_Exercise prompt_.
Copy out each line of the data that holds the word "Matérias".

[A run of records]
** Start **

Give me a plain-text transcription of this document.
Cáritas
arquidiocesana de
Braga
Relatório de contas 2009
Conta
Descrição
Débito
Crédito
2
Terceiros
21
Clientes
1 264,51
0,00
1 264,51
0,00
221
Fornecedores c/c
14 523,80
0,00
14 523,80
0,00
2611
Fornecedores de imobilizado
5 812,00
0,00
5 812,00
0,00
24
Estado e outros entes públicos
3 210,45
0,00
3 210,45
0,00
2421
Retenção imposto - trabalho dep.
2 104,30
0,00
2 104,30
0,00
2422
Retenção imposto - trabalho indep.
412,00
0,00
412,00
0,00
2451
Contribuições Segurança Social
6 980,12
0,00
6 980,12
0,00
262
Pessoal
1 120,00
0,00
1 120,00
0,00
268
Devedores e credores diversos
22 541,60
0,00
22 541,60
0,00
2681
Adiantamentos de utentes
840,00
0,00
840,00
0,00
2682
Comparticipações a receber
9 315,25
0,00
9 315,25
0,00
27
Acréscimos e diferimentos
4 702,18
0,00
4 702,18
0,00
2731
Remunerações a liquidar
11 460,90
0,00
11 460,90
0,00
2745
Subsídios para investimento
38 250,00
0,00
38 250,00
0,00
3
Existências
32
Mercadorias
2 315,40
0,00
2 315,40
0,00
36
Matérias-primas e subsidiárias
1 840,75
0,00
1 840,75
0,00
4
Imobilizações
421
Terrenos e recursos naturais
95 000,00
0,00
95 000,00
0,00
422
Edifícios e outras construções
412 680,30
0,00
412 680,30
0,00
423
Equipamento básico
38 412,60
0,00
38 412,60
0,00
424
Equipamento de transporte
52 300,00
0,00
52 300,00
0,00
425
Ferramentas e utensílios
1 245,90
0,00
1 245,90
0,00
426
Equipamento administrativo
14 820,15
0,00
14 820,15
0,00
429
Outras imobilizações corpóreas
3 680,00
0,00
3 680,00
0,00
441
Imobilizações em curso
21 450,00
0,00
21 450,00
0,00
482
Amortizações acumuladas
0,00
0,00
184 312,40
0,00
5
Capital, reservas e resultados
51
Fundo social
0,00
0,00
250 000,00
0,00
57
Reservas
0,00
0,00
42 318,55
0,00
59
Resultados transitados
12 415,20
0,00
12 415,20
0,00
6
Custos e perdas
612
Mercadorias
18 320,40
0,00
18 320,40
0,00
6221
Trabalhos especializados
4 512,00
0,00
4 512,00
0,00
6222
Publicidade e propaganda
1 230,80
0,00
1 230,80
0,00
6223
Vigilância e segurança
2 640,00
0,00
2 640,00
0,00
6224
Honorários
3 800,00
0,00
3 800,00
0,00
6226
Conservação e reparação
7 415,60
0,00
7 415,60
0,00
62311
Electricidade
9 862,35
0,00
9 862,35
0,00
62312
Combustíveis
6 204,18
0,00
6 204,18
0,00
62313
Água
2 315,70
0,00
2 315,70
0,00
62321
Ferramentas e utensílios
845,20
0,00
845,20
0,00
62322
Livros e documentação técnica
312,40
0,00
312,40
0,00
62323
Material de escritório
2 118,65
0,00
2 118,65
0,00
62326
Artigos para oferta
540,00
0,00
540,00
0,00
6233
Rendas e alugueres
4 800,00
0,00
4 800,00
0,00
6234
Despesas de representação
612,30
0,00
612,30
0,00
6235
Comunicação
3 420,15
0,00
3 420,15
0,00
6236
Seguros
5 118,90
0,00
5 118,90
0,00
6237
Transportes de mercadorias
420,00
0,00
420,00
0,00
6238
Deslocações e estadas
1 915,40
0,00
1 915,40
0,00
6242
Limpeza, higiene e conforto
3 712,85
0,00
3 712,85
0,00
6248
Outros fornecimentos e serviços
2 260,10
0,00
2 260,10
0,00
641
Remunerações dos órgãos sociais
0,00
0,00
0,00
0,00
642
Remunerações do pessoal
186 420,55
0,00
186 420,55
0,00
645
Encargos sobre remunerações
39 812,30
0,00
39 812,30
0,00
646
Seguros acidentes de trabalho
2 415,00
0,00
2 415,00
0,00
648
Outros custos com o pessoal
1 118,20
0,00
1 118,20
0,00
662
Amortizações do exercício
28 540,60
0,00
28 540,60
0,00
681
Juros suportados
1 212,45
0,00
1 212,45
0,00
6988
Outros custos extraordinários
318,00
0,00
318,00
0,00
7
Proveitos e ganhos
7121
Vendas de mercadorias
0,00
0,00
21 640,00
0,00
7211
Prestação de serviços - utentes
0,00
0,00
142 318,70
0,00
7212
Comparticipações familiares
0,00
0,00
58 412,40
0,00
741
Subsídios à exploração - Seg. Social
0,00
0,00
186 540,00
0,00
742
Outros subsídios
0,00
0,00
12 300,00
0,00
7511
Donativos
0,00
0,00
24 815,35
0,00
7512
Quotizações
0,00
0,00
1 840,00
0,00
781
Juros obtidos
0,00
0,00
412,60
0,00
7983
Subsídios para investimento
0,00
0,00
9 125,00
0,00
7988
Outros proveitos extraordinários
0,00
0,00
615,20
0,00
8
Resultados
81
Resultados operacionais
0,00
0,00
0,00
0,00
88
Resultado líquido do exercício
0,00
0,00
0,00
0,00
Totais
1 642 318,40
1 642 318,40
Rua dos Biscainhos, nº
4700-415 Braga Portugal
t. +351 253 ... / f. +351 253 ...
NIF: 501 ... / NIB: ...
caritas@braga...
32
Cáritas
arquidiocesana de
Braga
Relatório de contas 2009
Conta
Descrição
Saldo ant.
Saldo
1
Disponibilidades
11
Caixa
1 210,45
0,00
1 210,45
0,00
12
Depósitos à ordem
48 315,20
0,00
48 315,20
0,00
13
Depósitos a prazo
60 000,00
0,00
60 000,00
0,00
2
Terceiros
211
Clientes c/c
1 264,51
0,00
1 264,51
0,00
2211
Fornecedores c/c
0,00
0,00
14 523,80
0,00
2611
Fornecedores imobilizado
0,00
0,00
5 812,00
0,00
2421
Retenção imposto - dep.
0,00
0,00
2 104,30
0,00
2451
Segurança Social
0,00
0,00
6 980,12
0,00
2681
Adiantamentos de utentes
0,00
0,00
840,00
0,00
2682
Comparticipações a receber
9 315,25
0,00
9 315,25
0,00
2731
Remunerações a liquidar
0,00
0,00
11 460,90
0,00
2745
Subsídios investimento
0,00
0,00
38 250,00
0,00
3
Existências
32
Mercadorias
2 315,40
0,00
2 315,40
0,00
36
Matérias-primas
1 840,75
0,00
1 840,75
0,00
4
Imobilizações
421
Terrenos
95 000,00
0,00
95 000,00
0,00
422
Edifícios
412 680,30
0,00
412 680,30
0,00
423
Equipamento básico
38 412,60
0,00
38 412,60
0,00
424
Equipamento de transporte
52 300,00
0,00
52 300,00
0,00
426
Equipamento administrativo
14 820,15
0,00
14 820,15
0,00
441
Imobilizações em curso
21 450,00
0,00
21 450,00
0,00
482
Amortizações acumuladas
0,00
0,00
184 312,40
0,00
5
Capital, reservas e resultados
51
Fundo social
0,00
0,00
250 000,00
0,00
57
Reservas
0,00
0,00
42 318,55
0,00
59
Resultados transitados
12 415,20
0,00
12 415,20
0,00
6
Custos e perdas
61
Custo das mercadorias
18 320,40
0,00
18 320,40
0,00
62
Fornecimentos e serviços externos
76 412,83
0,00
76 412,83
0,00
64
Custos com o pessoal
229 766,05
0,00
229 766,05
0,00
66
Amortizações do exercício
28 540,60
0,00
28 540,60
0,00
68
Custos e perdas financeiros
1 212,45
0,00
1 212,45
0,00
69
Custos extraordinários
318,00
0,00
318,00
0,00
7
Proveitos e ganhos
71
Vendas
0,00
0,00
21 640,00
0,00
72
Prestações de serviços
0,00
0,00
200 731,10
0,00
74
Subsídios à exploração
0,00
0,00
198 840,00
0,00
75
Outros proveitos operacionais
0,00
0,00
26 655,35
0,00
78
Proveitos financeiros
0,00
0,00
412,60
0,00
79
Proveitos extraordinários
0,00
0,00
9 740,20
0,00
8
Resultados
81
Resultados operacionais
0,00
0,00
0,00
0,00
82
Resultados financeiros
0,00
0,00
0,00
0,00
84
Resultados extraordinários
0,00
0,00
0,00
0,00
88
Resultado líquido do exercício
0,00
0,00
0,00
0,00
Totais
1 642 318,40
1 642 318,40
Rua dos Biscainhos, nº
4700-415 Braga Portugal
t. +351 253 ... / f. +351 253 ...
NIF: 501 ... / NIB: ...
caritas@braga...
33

** End **

_Complete answer_.
Matérias-primas e subsidiárias
Matérias-primas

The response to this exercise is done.